Required task
Every record must be repeated exactly, with no omission.

Recorded information
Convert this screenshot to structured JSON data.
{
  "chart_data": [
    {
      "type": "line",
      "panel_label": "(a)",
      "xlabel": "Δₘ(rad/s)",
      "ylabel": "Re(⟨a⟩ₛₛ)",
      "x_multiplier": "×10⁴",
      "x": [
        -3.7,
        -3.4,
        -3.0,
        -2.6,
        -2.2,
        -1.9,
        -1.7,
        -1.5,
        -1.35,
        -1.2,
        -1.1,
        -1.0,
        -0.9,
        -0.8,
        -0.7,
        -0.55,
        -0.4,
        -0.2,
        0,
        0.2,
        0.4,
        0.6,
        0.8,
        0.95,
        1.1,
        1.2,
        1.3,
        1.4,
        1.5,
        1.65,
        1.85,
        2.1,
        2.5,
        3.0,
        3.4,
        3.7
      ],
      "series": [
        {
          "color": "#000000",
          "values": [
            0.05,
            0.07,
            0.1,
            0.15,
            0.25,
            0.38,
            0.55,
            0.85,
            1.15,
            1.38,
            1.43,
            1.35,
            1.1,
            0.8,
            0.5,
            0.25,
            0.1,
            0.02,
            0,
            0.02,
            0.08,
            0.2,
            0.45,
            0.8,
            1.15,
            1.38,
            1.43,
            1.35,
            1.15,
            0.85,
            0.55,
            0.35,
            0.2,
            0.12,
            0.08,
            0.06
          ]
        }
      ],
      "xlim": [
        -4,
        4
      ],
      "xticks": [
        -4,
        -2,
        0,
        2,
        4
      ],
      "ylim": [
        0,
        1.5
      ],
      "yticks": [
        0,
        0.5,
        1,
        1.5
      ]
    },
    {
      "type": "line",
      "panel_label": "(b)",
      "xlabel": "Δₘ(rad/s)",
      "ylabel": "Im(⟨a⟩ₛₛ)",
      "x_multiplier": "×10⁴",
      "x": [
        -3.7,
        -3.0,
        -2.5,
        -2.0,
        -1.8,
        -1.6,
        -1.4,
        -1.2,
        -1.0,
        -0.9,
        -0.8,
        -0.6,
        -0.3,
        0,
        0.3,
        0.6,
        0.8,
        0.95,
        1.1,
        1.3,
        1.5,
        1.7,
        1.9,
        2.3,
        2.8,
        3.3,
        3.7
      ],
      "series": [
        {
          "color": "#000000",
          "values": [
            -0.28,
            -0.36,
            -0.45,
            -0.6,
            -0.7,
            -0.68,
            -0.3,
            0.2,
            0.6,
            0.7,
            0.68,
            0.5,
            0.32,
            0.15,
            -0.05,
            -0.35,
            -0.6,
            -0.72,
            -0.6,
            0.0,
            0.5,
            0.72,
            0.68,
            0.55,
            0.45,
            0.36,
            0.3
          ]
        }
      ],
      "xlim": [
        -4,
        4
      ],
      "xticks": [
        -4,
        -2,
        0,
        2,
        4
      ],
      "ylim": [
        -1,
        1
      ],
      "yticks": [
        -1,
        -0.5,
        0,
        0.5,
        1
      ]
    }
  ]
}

Worked solution
Convert this screenshot to structured JSON data.
{
  "chart_data": [
    {
      "type": "line",
      "panel_label": "(a)",
      "xlabel": "Δₘ(rad/s)",
      "ylabel": "Re(⟨a⟩ₛₛ)",
      "x_multiplier": "×10⁴",
      "x": [
        -3.7,
        -3.4,
        -3.0,
        -2.6,
        -2.2,
        -1.9,
        -1.7,
        -1.5,
        -1.35,
        -1.2,
        -1.1,
        -1.0,
        -0.9,
        -0.8,
        -0.7,
        -0.55,
        -0.4,
        -0.2,
        0,
        0.2,
        0.4,
        0.6,
        0.8,
        0.95,
        1.1,
        1.2,
        1.3,
        1.4,
        1.5,
        1.65,
        1.85,
        2.1,
        2.5,
        3.0,
        3.4,
        3.7
      ],
      "series": [
        {
          "color": "#000000",
          "values": [
            0.05,
            0.07,
            0.1,
            0.15,
            0.25,
            0.38,
            0.55,
            0.85,
            1.15,
            1.38,
            1.43,
            1.35,
            1.1,
            0.8,
            0.5,
            0.25,
            0.1,
            0.02,
            0,
            0.02,
            0.08,
            0.2,
            0.45,
            0.8,
            1.15,
            1.38,
            1.43,
            1.35,
            1.15,
            0.85,
            0.55,
            0.35,
            0.2,
            0.12,
            0.08,
            0.06
          ]
        }
      ],
      "xlim": [
        -4,
        4
      ],
      "xticks": [
        -4,
        -2,
        0,
        2,
        4
      ],
      "ylim": [
        0,
        1.5
      ],
      "yticks": [
        0,
        0.5,
        1,
        1.5
      ]
    },
    {
      "type": "line",
      "panel_label": "(b)",
      "xlabel": "Δₘ(rad/s)",
      "ylabel": "Im(⟨a⟩ₛₛ)",
      "x_multiplier": "×10⁴",
      "x": [
        -3.7,
        -3.0,
        -2.5,
        -2.0,
        -1.8,
        -1.6,
        -1.4,
        -1.2,
        -1.0,
        -0.9,
        -0.8,
        -0.6,
        -0.3,
        0,
        0.3,
        0.6,
        0.8,
        0.95,
        1.1,
        1.3,
        1.5,
        1.7,
        1.9,
        2.3,
        2.8,
        3.3,
        3.7
      ],
      "series": [
        {
          "color": "#000000",
          "values": [
            -0.28,
            -0.36,
            -0.45,
            -0.6,
            -0.7,
            -0.68,
            -0.3,
            0.2,
            0.6,
            0.7,
            0.68,
            0.5,
            0.32,
            0.15,
            -0.05,
            -0.35,
            -0.6,
            -0.72,
            -0.6,
            0.0,
            0.5,
            0.72,
            0.68,
            0.55,
            0.45,
            0.36,
            0.3
          ]
        }
      ],
      "xlim": [
        -4,
        4
      ],
      "xticks": [
        -4,
        -2,
        0,
        2,
        4
      ],
      "ylim": [
        -1,
        1
      ],
      "yticks": [
        -1,
        -0.5,
        0,
        0.5,
        1
      ]
    }
  ]
}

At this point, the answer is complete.